> _Task directions_
Look through the entries below and count the lines with the word "iure" in them; give only the number.

> _Entries shown_
——————
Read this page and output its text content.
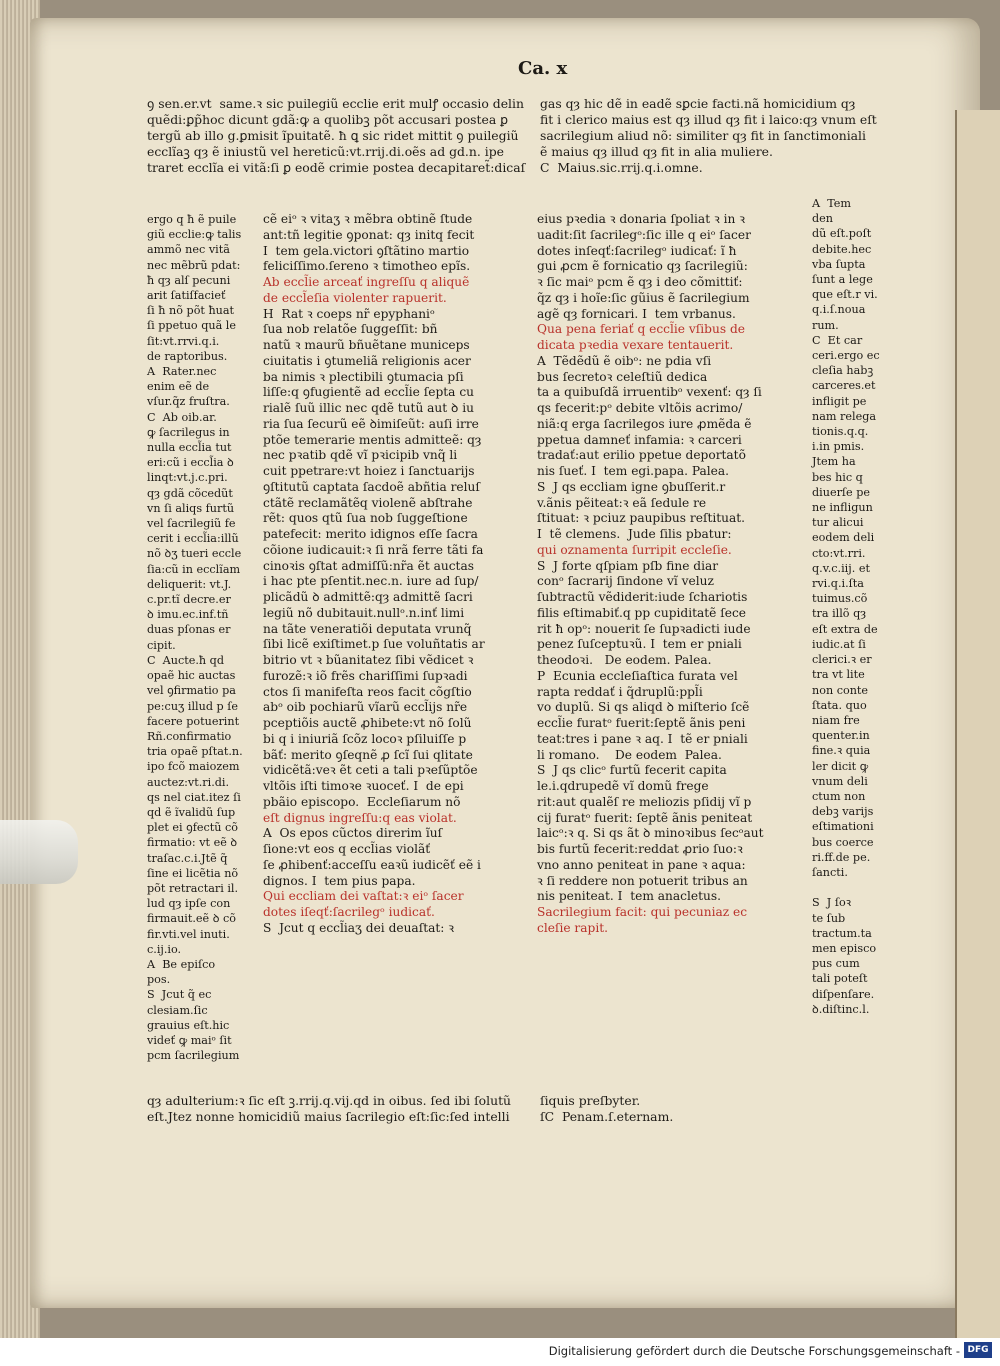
Ca. x
ꝯ sen.er.vt  same.ꝛ sic puilegiũ ecclie erit mulꝭ occasio delin
quẽdi:ꝑp̃hoc dicunt gdã:ꝙ a quolibꝫ põt accusari postea ꝑ
tergũ ab illo g.ꝑmisit ĩpuitatẽ. ħ ꝗ sic ridet mittit ꝯ puilegiũ
ecclĩaꝫ qȝ ẽ iniustũ vel hereticũ:vt.rrij.di.oẽs ad gd.n. ipe
traret ecclĩa ei vitã:ſi ꝑ eodẽ crimie postea decapitaret̃:dicaſ
gas qȝ hic dẽ in eadẽ sꝑcie facti.nã homicidium qȝ
fit i clerico maius est qȝ illud qȝ fit i laico:qȝ vnum eſt
sacrilegium aliud nõ: similiter qȝ fit in ſanctimoniali
ẽ maius qȝ illud qȝ fit in alia muliere.
C  Maius.sic.rrij.q.i.omne.
ergo q ħ ẽ puile
giũ ecclie:ꝙ talis
ammõ nec vitã
nec mẽbrũ pdat:
ħ qȝ alſ pecuni
arit ſatiſfacieť
ſi ħ nõ põt ħuat
ſi ppetuo quã le
ſit:vt.rrvi.q.i.
de raptoribus.
A  Rater.nec
enim eẽ de
vſur.q̃z fruſtra.
C  Ab oib.ar.
ꝙ ſacrilegus in
nulla eccl̃ia tut
eri:cũ i eccl̃ia ꝺ
linqt:vt.j.c.pri.
qȝ gdã cõcedũt
vn ſi aliqs furtũ
vel ſacrilegiũ fe
cerit i eccl̃ia:illũ
nõ ꝺʒ tueri eccle
ſia:cũ in ecclĩam
deliquerit: vt.J.
c.pr.tĩ decre.er
ꝺ imu.ec.inf.tñ
duas pſonas er
cipit.
C  Aucte.ħ qd
opaẽ hic auctas
vel ꝯfirmatio pa
pe:cuʒ illud p ſe
facere potuerint
Rñ.confirmatio
tria opaẽ pſtat.n.
ipo fcõ maiozem
auctez:vt.ri.di.
qs nel ciat.itez ſi
qd ẽ ĩvalidũ ſup
plet ei ꝯfectũ cõ
firmatio: vt eẽ ꝺ
traſac.c.i.Jtẽ q̃
ſine ei licẽtia nõ
põt retractari il.
lud qȝ ipſe con
firmauit.eẽ ꝺ cõ
fir.vti.vel inuti.
c.ij.io.
A  Be epiſco
pos.
S  Jcut q̃ ec
clesiam.ſic
grauius eſt.hic
videť ꝙ maiᵒ ſit
pcm ſacrilegium
cẽ eiᵒ ꝛ vitaʒ ꝛ mẽbra obtinẽ ſtude
ant:tñ legitie ꝯponat: qȝ initq fecit
I  tem gela.victori ꝯſtãtino martio
feliciſſimo.ſereno ꝛ timotheo epĩs.
Ab eccl̃ie arceať ingreſſu q aliquẽ
de eccl̃eſia violenter rapuerit.
H  Rat ꝛ coeps nr̃ epyphaniᵒ
ſua nob relatõe ſuggeſſit: bñ
natũ ꝛ maurũ bñuẽtane municeps
ciuitatis i ꝯtumeliã religionis acer
ba nimis ꝛ plectibili ꝯtumacia pſi
liſſe:q ꝯfugientẽ ad eccl̃ie ſepta cu
rialẽ ſuũ illic nec qdẽ tutũ aut ꝺ iu
ria ſua ſecurũ eẽ ꝺimiſeũt: auſi irre
ptõe temerarie mentis admitteẽ: qȝ
nec pꝛatib qdẽ vĩ pꝛicipib vnq̃ li
cuit ppetrare:vt hoiez i ſanctuarijs
ꝯſtitutũ captata ſacdoẽ abñtia reluſ
ctãtẽ reclamãtẽq violenẽ abſtrahe
rẽt: quos qtũ ſua nob ſuggeſtione
patefecit: merito idignos eſſe ſacra
cõione iudicauit:ꝛ ſi nrã ferre tãti fa
cinoꝛis ꝯſtat admiſſũ:nr̃a ẽt auctas
i hac pte pſentit.nec.n. iure ad ſup/
plicãdũ ꝺ admittẽ:qȝ admittẽ ſacri
legiũ nõ dubitauit.nullᵒ.n.inť limi
na tãte veneratiõi deputata vrunq̃
ſibi licẽ exiſtimet.p ſue voluñtatis ar
bitrio vt ꝛ bũanitatez ſibi vẽdicet ꝛ
furozẽ:ꝛ iõ frẽs chariſſimi ſupꝛadi
ctos ſi manifeſta reos facit cõgſtio
abᵒ oib pochiarũ vĩarũ eccl̃ijs nr̃e
pceptiõis auctẽ ꝓhibete:vt nõ ſolũ
bi q i iniuriã ſcõz locoꝛ pſiluiſſe p
bãť: merito ꝯſeqnẽ ꝓ ſcĩ ſui qlitate
vidicẽtã:veꝛ ẽt ceti a tali pꝛeſũptõe
vltõis iſti timoꝛe ꝛuoceť. I  de epi
pbãio episcopo.  Eccleſiarum nõ
eſt dignus ingreſſu:q eas violat.
A  Os epos cũctos direrim ĩuſ
ſione:vt eos q eccl̃ias violãť
ſe ꝓhibenť:acceſſu eaꝛũ iudicẽť eẽ i
dignos. I  tem pius papa.
Qui eccliam dei vaſtat:ꝛ eiᵒ ſacer
dotes iſeqť:ſacrilegᵒ iudicať.
S  Jcut q eccl̃iaʒ dei deuaſtat: ꝛ
eius pꝛedia ꝛ donaria ſpoliat ꝛ in ꝛ
uadit:ſit ſacrilegᵒ:ſic ille q eiᵒ ſacer
dotes inſeqť:ſacrilegᵒ iudicať: ĩ ħ
gui ꝓcm ẽ fornicatio qȝ ſacrilegiũ:
ꝛ ſic maiᵒ pcm ẽ qȝ i deo cõmittiť:
q̃z qȝ i hoĩe:ſic gũius ẽ ſacrilegium
agẽ qȝ fornicari. I  tem vrbanus.
Qua pena feriať q eccl̃ie vſibus de
dicata pꝛedia vexare tentauerit.
A  Tẽdẽdũ ẽ oibᵒ: ne pdia vſi
bus ſecretoꝛ celeſtiũ dedica
ta a quibuſdã irruentibᵒ vexenť: qȝ ſi
qs fecerit:pᵒ debite vltõis acrimo/
niã:q erga ſacrilegos iure ꝓmẽda ẽ
ppetua damneť infamia: ꝛ carceri
tradať:aut erilio ppetue deportatõ
nis ſueť. I  tem egi.papa. Palea.
S  J qs eccliam igne ꝯbuſſerit.r
v.ãnis pẽiteat:ꝛ eã ſedule re
ſtituat: ꝛ pciuz paupibus reſtituat.
I  tẽ clemens.  Jude ſilis pbatur:
qui oznamenta ſurripit eccleſie.
S  J forte qſpiam pſb fine diar
conᵒ ſacrarij ſindone vĩ veluz
ſubtractũ vẽdiderit:iude ſchariotis
filis eſtimabiť.q pp cupiditatẽ ſece
rit ħ opᵒ: nouerit ſe ſupꝛadicti iude
penez ſuſceptuꝛũ. I  tem er pniali
theodoꝛi.   De eodem. Palea.
P  Ecunia eccleſiaſtica furata vel
rapta reddať i q̃druplũ:ppl̃i
vo duplũ. Si qs aliqd ꝺ miſterio ſcẽ
eccl̃ie furatᵒ fuerit:ſeptẽ ãnis peni
teat:tres i pane ꝛ aq. I  tẽ er pniali
li romano.    De eodem  Palea.
S  J qs clicᵒ furtũ fecerit capita
le.i.qdrupedẽ vĩ domũ frege
rit:aut qualẽſ re meliozis pſidij vĩ p
cij furatᵒ fuerit: ſeptẽ ãnis peniteat
laicᵒ:ꝛ q. Si qs ãt ꝺ minoꝛibus ſecᵒaut
bis furtũ fecerit:reddat ꝓrio ſuo:ꝛ
vno anno peniteat in pane ꝛ aqua:
ꝛ ſi reddere non potuerit tribus an
nis peniteat. I  tem anacletus.
Sacrilegium facit: qui pecuniaz ec
cleſie rapit.
A  Tem
den
dũ eſt.poſt
debite.hec
vba ſupta
ſunt a lege
que eſt.r vi.
q.i.ſ.noua
rum.
C  Et car
ceri.ergo ec
cleſia habꝫ
carceres.et
infligit pe
nam relega
tionis.q.q.
i.in pmis.
Jtem ha
bes hic q
diuerſe pe
ne infligun
tur alicui
eodem deli
cto:vt.rri.
q.v.c.iij. et
rvi.q.i.ſta
tuimus.cõ
tra illõ qȝ
eſt extra de
iudic.at ſi
clerici.ꝛ er
tra vt lite
non conte
ſtata. quo
niam fre
quenter.in
fine.ꝛ quia
ler dicit ꝙ
vnum deli
ctum non
debꝫ varijs
eſtimationi
bus coerce
ri.ff.de pe.
ſancti.

S  J ſoꝛ
te ſub
tractum.ta
men episco
pus cum
tali poteſt
diſpenſare.
ꝺ.diſtinc.l.
qȝ adulterium:ꝛ ſic eſt ꝫ.rrij.q.vij.qd in oibus. ſed ibi ſolutũ
eſt.Jtez nonne homicidiũ maius ſacrilegio eſt:ſic:ſed intelli
ſiquis preſbyter.
ſC  Penam.ſ.eternam.
Digitalisierung gefördert durch die Deutsche Forschungsgemeinschaft - DFG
——————
> _Result for this exercise_
2